[Set problem] Work out how many lines in the data hold the word "density", and reply with that number only.
***** Source records *****
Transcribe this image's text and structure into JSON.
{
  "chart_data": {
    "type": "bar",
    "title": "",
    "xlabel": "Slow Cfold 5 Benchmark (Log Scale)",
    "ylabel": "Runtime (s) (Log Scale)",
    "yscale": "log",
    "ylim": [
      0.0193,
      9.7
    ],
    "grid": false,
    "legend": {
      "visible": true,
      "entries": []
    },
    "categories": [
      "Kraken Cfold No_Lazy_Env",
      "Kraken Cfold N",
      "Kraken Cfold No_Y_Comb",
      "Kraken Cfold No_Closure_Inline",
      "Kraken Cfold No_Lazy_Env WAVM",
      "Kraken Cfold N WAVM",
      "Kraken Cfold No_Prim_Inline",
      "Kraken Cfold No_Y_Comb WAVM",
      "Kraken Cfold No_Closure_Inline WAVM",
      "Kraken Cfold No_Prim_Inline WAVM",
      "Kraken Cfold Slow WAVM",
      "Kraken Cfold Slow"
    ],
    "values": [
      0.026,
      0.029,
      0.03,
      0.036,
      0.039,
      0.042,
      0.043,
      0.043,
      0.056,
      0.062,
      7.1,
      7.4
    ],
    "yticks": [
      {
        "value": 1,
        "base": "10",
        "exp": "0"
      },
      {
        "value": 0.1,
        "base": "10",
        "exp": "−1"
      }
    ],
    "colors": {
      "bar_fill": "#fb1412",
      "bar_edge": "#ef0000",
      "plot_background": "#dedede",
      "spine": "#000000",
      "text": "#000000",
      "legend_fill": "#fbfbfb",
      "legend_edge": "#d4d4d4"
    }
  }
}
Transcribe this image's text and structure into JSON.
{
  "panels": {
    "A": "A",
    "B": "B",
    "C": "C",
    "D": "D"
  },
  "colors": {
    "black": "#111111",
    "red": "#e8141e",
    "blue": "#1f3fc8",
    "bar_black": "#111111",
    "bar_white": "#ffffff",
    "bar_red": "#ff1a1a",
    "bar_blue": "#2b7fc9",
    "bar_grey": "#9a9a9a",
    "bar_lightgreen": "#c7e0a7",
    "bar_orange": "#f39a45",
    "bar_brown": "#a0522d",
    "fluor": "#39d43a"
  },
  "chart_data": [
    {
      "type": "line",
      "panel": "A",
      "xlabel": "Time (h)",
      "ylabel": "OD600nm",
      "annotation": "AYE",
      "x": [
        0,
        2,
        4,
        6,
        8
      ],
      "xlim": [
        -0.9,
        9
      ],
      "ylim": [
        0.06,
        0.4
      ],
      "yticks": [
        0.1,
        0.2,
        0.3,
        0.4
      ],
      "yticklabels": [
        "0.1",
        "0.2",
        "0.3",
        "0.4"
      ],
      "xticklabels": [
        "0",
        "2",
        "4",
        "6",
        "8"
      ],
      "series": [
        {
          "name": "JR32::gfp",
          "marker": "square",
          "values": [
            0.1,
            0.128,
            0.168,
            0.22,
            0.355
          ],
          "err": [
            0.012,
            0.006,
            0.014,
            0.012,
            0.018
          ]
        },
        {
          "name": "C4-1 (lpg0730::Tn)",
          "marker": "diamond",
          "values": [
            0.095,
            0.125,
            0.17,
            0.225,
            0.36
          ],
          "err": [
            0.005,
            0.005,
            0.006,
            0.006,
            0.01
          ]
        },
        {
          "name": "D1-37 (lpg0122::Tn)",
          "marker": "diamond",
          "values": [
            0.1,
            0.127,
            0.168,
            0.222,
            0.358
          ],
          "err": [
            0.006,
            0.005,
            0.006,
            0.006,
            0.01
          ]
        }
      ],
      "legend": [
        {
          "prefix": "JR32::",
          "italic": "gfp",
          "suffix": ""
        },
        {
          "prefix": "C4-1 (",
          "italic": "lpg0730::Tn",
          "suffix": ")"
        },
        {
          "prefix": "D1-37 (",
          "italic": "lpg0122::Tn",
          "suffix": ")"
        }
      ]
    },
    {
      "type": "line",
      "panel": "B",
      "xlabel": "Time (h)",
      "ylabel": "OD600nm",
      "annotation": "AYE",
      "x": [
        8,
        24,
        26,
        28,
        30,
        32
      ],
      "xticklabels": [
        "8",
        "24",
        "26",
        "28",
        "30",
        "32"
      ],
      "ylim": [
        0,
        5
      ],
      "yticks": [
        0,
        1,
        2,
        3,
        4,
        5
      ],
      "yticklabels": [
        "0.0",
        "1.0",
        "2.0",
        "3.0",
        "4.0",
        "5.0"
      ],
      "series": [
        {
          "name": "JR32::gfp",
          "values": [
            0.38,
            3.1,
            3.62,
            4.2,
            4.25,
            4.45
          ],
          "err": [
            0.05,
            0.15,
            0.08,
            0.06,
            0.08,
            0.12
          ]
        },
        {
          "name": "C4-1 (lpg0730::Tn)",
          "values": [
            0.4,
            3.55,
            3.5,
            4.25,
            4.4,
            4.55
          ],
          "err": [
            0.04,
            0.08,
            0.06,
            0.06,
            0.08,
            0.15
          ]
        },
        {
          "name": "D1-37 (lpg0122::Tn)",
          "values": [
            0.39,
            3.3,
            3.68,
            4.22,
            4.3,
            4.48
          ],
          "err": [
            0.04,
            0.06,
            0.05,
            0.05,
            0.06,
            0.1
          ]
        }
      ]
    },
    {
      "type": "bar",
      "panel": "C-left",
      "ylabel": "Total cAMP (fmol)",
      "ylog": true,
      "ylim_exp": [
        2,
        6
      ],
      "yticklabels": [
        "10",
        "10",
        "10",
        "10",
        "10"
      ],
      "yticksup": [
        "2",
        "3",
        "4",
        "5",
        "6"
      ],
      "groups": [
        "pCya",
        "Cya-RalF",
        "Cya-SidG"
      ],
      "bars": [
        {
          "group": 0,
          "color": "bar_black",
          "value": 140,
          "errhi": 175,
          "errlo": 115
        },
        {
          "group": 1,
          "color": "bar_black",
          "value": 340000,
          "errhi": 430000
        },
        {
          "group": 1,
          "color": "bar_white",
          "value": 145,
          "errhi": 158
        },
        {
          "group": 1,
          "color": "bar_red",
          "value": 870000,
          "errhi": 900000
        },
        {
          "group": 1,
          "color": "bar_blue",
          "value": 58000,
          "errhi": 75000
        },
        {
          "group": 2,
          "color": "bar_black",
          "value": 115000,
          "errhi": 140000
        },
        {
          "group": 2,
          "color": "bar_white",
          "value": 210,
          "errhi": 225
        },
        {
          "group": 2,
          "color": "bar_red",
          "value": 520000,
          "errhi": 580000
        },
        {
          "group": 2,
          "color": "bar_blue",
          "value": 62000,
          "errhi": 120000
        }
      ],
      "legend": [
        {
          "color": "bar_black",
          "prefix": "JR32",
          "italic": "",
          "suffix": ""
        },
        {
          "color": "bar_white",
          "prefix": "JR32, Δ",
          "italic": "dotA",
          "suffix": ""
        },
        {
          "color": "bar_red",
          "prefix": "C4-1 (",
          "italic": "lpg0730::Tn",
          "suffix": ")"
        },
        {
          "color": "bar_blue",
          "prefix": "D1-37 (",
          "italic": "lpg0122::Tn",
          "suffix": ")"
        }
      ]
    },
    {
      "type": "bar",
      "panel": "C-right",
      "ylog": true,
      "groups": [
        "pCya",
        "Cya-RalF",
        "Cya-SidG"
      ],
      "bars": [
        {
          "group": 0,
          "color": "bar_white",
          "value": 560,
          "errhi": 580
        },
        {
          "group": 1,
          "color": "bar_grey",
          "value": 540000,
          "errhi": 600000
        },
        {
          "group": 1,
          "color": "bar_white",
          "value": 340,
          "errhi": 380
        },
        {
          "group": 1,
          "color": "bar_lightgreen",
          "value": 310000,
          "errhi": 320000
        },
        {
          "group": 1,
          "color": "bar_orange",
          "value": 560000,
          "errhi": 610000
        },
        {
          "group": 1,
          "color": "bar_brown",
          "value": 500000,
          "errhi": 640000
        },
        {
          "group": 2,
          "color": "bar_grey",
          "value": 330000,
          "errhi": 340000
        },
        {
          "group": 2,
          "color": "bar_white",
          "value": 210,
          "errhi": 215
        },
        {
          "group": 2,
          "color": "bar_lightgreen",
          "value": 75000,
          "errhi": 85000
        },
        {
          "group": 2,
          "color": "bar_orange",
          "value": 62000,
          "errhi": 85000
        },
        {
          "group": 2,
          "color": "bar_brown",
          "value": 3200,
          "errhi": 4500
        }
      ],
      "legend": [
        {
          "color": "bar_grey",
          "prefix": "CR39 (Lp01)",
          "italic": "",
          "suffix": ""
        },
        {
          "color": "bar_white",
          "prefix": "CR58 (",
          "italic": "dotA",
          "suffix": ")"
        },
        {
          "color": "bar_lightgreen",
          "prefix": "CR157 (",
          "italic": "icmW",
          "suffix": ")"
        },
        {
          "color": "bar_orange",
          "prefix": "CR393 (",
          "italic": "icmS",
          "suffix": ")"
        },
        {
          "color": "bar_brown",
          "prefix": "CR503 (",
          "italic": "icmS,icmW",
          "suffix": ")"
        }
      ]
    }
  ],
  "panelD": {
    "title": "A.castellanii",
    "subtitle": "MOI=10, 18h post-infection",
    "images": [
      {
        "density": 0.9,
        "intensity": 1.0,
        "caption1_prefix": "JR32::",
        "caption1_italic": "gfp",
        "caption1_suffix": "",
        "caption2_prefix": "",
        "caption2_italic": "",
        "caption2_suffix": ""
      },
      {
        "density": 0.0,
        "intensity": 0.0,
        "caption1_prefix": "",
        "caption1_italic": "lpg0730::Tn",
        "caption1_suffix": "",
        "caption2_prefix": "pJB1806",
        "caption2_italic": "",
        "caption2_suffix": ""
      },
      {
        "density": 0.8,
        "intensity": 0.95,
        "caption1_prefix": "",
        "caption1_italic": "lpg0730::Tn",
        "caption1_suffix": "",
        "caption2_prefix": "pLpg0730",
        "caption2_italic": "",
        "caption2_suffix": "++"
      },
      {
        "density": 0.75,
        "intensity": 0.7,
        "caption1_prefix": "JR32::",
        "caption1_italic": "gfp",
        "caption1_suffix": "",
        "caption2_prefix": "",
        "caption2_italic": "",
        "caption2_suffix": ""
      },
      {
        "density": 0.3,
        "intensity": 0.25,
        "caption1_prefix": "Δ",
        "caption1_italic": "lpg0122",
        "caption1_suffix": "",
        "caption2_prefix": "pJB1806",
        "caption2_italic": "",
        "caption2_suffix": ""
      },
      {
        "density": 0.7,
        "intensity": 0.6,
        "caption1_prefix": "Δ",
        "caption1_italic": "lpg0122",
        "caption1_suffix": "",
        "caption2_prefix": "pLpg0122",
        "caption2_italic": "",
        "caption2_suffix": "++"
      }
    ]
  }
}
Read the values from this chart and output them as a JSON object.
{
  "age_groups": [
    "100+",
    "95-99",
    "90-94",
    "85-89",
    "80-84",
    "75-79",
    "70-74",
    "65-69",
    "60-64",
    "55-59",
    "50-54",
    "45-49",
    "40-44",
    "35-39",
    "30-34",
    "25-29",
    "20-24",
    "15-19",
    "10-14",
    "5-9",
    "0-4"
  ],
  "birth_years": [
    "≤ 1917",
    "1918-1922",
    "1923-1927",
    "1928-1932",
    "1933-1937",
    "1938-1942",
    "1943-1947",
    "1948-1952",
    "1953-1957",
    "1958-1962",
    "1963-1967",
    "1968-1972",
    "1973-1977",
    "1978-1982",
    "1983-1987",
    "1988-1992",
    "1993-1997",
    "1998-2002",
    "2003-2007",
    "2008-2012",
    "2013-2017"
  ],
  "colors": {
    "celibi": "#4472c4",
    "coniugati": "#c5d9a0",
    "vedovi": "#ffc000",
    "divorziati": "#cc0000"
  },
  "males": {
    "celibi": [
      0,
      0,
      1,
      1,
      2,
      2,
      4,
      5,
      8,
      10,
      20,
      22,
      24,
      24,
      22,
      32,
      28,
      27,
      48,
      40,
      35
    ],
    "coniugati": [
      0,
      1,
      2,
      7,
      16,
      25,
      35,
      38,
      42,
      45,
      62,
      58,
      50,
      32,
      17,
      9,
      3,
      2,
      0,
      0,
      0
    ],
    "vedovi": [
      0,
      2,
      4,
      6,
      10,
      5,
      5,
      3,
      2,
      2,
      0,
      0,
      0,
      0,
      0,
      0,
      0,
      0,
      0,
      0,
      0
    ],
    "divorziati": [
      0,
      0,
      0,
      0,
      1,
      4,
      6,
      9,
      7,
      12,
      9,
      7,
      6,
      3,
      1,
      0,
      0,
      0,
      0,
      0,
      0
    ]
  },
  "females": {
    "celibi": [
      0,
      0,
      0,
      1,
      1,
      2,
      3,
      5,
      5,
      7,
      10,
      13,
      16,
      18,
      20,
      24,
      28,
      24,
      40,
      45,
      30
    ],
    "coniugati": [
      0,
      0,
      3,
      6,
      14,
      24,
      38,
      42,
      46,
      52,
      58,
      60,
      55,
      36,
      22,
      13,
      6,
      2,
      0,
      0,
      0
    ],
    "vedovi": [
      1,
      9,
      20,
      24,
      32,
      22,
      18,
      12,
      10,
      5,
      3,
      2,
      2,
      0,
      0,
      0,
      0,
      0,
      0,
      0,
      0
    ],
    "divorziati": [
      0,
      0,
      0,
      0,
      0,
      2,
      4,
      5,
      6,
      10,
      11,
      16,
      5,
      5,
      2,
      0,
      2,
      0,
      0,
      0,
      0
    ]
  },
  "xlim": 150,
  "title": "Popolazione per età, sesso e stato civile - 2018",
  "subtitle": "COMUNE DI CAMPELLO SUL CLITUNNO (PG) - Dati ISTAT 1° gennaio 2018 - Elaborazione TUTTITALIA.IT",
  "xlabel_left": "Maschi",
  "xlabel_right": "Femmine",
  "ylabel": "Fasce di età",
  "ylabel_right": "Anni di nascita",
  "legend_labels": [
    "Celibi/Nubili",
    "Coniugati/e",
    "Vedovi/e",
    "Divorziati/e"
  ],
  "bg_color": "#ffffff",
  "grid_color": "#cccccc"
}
*****
[Answer to the problem] 6